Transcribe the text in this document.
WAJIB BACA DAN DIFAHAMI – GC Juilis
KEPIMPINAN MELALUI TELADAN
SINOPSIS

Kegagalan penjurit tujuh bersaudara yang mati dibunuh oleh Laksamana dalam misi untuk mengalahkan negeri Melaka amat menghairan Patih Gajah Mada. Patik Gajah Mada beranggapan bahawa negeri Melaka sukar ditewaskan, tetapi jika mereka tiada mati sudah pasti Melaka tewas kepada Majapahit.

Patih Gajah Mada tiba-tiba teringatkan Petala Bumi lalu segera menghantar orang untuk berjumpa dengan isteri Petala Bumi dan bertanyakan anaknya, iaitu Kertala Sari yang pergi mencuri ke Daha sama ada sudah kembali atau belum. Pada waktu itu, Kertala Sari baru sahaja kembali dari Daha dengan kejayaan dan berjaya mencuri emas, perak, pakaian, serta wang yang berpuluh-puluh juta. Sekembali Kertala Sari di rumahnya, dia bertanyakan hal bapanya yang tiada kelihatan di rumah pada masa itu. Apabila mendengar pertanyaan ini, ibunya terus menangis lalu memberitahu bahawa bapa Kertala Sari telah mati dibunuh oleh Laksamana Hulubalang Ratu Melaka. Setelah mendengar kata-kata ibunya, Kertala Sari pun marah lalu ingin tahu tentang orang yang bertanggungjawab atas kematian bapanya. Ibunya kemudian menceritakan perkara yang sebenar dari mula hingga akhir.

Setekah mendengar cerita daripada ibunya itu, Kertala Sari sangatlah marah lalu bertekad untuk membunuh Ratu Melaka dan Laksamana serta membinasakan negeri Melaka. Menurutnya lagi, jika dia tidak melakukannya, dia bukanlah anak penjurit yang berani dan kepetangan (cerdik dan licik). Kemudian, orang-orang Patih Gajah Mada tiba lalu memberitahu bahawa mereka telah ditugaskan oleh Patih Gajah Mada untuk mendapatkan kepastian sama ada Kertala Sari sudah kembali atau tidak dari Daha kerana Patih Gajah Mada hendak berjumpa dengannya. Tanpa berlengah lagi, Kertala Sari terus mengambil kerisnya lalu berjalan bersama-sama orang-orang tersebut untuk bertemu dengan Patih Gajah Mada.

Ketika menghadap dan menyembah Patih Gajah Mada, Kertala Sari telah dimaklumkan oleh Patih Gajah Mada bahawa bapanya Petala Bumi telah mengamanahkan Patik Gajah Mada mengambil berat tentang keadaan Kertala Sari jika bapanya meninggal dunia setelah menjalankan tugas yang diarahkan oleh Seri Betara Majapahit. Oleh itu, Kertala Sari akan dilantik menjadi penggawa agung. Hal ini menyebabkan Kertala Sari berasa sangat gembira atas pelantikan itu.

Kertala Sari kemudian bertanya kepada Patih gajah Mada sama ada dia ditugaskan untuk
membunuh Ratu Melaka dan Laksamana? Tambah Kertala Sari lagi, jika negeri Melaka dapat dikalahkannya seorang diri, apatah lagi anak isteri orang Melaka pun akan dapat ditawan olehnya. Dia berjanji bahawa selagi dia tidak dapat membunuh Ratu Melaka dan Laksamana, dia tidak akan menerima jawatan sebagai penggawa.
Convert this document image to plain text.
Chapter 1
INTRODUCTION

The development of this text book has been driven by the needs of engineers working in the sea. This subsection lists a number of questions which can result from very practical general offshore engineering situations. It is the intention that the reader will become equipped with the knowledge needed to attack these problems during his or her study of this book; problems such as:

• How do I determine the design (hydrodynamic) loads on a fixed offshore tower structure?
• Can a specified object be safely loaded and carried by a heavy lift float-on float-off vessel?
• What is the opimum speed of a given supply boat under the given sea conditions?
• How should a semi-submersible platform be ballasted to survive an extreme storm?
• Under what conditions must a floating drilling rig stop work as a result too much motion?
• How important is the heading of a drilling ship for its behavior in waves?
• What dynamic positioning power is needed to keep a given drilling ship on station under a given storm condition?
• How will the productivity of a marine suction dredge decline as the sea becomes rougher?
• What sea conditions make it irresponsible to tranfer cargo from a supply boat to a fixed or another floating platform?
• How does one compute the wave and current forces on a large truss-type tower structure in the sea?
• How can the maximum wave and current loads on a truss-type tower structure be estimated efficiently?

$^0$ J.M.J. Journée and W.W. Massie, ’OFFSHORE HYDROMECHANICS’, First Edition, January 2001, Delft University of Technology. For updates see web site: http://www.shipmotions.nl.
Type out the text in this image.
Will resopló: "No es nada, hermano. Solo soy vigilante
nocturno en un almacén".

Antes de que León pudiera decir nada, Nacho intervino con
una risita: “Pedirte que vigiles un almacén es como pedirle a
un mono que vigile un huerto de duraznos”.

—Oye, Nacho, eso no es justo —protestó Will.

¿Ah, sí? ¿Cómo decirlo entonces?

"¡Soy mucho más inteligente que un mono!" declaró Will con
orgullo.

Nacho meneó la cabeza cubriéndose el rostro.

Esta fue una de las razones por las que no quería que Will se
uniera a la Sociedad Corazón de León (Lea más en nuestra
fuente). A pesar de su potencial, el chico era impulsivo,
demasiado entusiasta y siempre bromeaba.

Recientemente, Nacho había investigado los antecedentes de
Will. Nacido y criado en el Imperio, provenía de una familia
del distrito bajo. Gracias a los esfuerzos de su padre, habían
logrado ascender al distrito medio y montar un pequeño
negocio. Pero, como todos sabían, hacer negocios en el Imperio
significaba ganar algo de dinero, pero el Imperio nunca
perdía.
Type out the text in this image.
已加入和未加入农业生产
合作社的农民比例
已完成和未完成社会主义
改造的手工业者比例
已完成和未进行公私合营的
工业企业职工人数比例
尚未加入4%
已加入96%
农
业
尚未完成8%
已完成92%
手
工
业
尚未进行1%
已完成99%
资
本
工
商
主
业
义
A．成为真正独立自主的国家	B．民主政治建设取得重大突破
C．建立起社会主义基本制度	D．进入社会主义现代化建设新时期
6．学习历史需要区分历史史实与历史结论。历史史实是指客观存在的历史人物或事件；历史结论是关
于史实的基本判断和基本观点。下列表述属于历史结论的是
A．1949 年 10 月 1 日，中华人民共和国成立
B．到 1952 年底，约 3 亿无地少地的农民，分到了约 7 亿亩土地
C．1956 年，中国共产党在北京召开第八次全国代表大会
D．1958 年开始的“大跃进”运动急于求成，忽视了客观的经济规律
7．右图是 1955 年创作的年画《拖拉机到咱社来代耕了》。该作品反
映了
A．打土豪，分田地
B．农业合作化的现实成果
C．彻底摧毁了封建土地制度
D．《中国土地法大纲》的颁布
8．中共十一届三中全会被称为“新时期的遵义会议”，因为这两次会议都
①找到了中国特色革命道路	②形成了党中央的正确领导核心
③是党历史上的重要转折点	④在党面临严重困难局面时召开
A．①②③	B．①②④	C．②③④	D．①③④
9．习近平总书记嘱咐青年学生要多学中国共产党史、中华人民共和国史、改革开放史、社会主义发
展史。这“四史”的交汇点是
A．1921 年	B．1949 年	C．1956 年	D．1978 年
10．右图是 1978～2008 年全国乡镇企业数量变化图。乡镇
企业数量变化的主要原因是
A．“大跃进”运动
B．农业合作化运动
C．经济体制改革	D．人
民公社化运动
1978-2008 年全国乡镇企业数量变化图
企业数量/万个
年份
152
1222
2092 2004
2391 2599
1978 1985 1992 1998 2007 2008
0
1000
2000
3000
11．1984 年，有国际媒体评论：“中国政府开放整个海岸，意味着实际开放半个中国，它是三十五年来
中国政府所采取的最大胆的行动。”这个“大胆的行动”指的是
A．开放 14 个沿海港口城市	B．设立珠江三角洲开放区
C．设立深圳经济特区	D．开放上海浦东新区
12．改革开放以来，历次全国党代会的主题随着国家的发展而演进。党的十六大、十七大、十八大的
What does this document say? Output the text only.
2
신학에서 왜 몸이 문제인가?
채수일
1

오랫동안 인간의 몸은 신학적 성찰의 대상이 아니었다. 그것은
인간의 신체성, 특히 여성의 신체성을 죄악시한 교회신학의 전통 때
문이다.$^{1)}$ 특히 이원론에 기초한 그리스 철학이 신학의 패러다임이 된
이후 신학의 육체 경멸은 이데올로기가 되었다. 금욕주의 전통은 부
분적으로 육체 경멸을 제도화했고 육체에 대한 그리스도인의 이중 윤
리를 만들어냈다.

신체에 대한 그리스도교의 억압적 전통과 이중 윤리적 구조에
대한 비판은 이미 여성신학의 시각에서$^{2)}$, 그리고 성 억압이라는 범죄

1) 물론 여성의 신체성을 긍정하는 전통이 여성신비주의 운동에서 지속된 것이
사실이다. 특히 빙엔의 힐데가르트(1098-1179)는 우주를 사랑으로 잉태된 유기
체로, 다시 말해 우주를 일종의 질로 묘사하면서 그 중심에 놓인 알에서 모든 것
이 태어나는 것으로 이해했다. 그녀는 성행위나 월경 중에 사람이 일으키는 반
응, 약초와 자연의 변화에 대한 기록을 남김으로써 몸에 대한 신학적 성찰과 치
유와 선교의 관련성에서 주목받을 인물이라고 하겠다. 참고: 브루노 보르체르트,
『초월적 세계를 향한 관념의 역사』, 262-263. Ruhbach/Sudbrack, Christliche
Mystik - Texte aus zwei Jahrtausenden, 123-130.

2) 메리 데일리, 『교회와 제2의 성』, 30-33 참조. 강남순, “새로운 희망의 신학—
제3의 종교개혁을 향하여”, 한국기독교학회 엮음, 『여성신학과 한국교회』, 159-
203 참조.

◇ ◇ ◇

• WRITTEN EXERCISE:
Go through the records. Copy each line where "lagi" appears.

• SOLVED EXERCISE:
Setekah mendengar cerita daripada ibunya itu, Kertala Sari sangatlah marah lalu bertekad untuk membunuh Ratu Melaka dan Laksamana serta membinasakan negeri Melaka. Menurutnya lagi, jika dia tidak melakukannya, dia bukanlah anak penjurit yang berani dan kepetangan (cerdik dan licik). Kemudian, orang-orang Patih Gajah Mada tiba lalu memberitahu bahawa mereka telah ditugaskan oleh Patih Gajah Mada untuk mendapatkan kepastian sama ada Kertala Sari sudah kembali atau tidak dari Daha kerana Patih Gajah Mada hendak berjumpa dengannya. Tanpa berlengah lagi, Kertala Sari terus mengambil kerisnya lalu berjalan bersama-sama orang-orang tersebut untuk bertemu dengan Patih Gajah Mada.
membunuh Ratu Melaka dan Laksamana? Tambah Kertala Sari lagi, jika negeri Melaka dapat dikalahkannya seorang diri, apatah lagi anak isteri orang Melaka pun akan dapat ditawan olehnya. Dia berjanji bahawa selagi dia tidak dapat membunuh Ratu Melaka dan Laksamana, dia tidak akan menerima jawatan sebagai penggawa.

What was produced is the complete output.